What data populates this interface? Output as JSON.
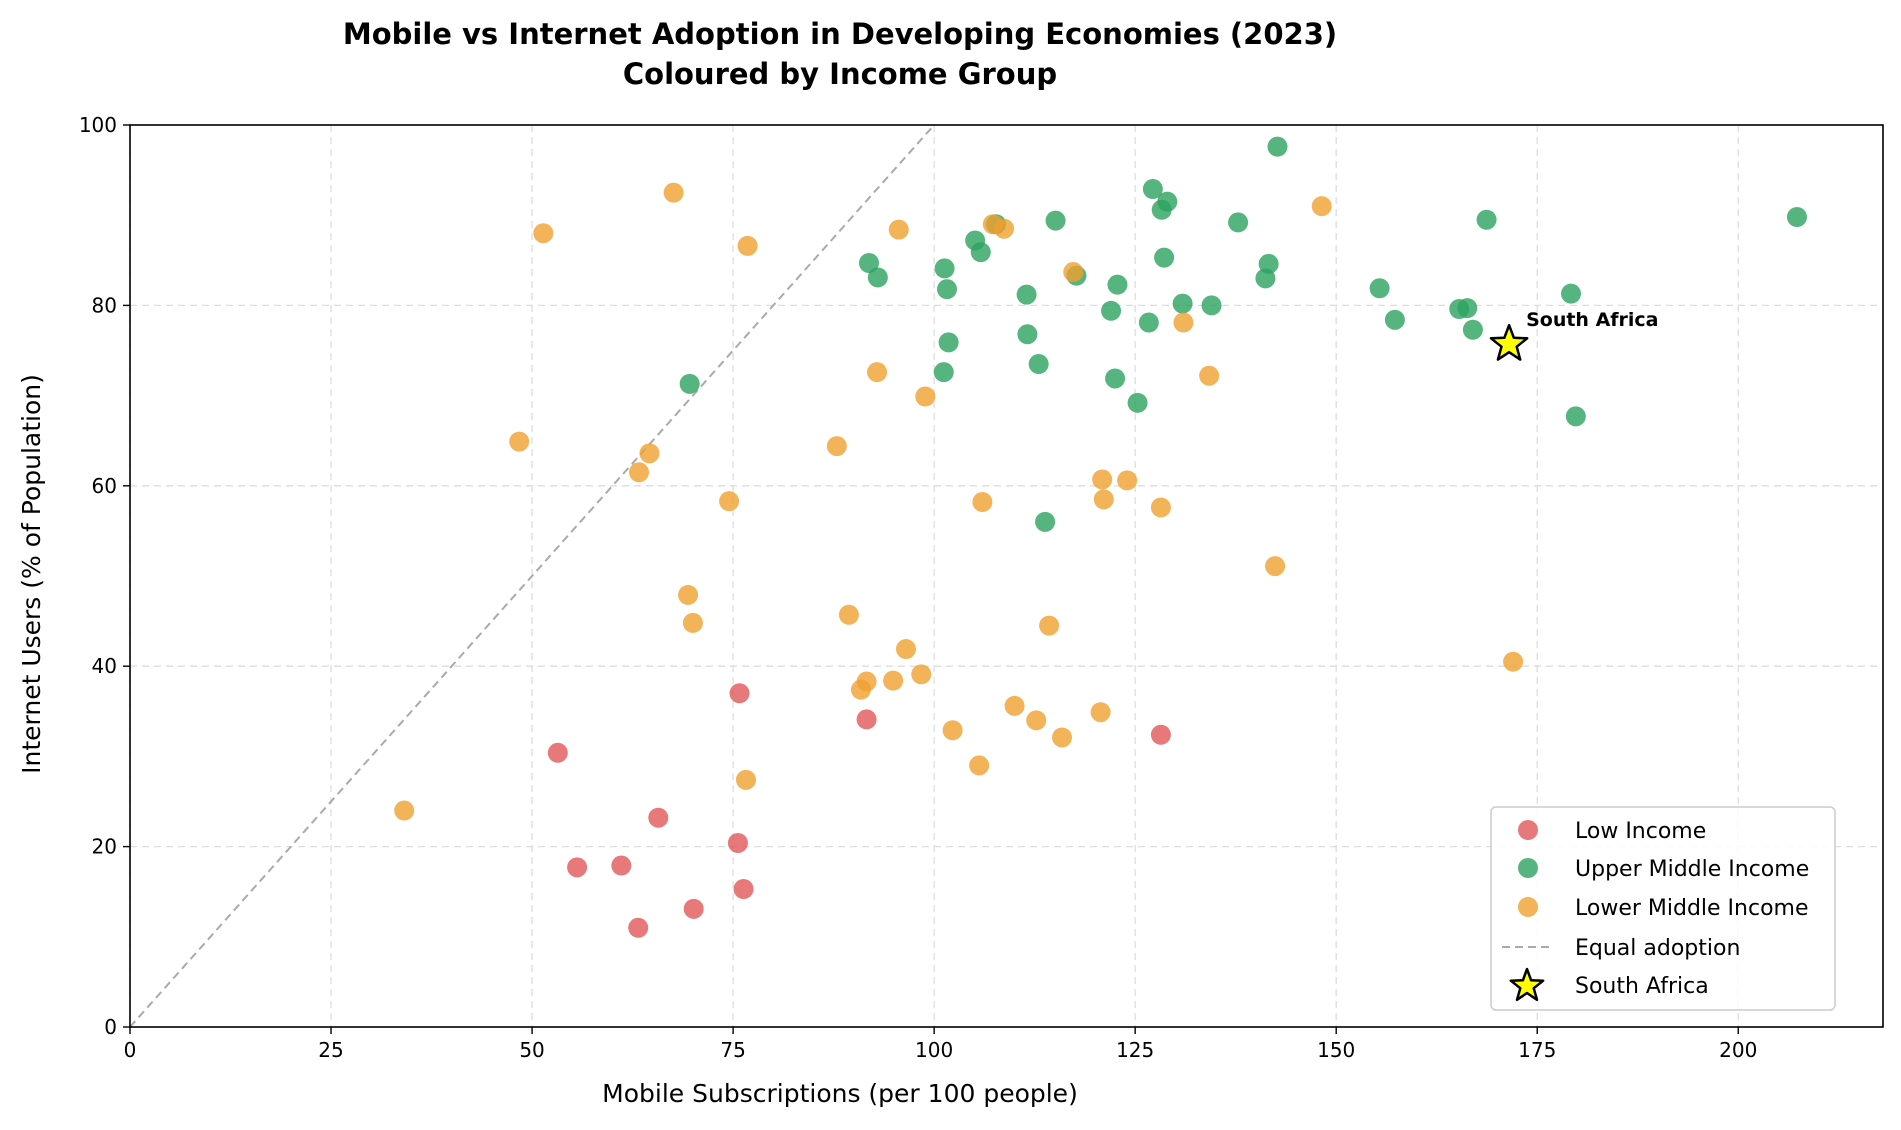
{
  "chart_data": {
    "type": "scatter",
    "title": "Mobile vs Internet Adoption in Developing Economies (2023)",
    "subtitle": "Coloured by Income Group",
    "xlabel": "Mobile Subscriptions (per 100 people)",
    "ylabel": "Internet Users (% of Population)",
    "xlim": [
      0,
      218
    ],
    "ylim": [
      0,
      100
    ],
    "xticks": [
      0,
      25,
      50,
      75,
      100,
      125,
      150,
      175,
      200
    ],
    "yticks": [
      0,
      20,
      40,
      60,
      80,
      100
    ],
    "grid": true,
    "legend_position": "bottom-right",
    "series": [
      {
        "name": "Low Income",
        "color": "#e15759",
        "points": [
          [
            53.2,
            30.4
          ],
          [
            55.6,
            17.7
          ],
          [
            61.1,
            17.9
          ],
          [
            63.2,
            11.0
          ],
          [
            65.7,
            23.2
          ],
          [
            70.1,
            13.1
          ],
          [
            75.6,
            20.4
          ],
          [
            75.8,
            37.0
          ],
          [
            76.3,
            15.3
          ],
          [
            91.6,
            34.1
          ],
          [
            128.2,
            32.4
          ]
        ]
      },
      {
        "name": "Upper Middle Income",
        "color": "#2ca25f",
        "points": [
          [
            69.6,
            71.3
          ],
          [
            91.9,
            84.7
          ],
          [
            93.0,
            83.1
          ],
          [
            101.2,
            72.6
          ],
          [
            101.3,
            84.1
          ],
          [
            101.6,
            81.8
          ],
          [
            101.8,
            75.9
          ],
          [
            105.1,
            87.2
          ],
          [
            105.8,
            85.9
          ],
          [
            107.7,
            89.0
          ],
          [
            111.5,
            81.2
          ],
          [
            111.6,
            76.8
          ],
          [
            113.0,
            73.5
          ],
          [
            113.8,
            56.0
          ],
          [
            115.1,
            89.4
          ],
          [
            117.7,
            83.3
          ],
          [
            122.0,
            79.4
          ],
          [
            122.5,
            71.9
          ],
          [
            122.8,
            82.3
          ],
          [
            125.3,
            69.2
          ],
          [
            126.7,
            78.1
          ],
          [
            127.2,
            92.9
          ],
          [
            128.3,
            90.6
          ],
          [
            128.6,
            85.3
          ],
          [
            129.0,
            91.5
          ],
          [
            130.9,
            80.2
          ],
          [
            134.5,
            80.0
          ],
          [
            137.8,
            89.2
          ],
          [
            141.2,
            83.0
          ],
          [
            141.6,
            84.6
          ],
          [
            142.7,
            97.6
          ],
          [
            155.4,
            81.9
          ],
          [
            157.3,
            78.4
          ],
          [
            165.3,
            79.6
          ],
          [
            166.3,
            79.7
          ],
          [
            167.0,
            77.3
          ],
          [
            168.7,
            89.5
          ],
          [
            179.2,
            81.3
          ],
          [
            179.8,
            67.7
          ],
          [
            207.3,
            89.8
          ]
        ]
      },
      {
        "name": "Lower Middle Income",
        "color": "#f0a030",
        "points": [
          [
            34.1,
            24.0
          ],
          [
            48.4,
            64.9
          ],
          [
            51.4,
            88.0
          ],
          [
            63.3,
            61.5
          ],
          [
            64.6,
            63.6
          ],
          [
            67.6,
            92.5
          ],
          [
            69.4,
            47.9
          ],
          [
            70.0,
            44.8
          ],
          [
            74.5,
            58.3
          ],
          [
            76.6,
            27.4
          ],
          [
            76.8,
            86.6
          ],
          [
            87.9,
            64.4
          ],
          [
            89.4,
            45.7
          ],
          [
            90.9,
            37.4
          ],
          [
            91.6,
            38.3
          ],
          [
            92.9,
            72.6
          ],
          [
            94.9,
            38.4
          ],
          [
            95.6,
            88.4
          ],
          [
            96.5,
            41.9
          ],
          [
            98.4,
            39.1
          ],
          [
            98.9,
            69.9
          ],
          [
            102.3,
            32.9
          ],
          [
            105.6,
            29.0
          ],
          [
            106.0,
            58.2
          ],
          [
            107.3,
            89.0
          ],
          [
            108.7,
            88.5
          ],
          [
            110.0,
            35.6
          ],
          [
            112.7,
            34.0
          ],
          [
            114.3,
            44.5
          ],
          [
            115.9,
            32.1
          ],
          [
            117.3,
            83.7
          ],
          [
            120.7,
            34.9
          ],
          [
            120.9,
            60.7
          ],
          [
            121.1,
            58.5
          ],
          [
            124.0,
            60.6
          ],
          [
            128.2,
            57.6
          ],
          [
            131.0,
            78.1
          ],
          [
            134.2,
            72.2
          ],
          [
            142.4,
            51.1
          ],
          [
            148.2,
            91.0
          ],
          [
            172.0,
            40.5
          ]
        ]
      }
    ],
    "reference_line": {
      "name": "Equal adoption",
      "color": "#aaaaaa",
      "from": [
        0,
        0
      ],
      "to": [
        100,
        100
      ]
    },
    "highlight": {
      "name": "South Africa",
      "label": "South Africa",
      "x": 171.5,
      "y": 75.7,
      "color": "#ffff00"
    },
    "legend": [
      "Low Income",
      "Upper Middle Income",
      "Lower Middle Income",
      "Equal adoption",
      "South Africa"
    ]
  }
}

...

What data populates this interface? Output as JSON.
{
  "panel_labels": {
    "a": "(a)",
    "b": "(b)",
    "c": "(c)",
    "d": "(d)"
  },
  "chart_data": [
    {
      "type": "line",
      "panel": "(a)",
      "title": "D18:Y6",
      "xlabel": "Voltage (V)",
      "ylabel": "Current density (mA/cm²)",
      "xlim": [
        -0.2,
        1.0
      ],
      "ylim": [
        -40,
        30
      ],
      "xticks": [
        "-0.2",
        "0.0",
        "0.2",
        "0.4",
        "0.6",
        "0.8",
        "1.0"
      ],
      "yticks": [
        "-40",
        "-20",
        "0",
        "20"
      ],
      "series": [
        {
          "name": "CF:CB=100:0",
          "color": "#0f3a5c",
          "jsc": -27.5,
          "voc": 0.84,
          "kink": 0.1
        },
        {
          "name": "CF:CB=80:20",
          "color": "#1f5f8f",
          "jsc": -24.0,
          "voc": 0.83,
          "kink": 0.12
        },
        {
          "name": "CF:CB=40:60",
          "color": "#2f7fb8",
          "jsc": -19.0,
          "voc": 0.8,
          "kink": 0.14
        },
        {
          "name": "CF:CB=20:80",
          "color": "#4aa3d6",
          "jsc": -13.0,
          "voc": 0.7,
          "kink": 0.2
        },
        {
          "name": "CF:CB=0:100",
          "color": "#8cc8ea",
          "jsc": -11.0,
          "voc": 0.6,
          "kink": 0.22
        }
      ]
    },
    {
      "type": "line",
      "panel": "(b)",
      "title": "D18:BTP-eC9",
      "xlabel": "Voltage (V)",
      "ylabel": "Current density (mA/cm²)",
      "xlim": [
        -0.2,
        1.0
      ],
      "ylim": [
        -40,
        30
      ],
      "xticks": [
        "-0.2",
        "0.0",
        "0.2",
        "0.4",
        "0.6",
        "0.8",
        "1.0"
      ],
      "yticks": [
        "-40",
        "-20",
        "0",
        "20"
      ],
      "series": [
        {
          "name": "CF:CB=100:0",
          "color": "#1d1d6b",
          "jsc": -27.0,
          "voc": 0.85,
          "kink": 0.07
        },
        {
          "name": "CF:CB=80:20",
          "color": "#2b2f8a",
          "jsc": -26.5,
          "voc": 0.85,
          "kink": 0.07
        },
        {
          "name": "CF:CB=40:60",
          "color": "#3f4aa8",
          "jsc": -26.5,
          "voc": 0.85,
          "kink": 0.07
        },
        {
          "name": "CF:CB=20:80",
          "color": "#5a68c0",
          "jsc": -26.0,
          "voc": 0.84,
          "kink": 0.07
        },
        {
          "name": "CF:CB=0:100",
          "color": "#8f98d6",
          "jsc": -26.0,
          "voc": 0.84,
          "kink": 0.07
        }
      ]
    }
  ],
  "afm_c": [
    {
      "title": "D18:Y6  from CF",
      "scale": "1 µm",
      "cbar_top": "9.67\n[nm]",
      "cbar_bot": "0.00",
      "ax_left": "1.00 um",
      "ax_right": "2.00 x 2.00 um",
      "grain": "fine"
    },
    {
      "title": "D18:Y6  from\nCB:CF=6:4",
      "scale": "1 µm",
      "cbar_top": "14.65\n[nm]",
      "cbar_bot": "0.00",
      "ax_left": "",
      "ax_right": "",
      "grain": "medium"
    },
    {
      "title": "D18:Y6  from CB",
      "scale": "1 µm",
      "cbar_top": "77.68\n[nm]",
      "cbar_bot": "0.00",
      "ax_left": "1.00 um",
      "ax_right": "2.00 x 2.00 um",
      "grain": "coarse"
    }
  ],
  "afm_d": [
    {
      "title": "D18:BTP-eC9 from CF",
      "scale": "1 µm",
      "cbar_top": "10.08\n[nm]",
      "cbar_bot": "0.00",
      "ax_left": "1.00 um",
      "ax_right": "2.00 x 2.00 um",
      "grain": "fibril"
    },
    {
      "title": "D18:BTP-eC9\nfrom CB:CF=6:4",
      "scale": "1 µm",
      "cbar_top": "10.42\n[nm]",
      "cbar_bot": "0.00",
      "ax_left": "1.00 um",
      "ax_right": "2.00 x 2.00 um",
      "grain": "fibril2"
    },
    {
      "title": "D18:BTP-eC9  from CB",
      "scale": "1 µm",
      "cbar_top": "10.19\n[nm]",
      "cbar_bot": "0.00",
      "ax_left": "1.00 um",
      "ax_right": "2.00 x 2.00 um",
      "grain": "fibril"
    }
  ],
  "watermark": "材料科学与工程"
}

* EXERCISE REQUIREMENTS
Copy, from the material, each line that holds the string "Internet".

* RESULT FOR THIS EXERCISE
    "title": "Mobile vs Internet Adoption in Developing Economies (2023)",
    "ylabel": "Internet Users (% of Population)",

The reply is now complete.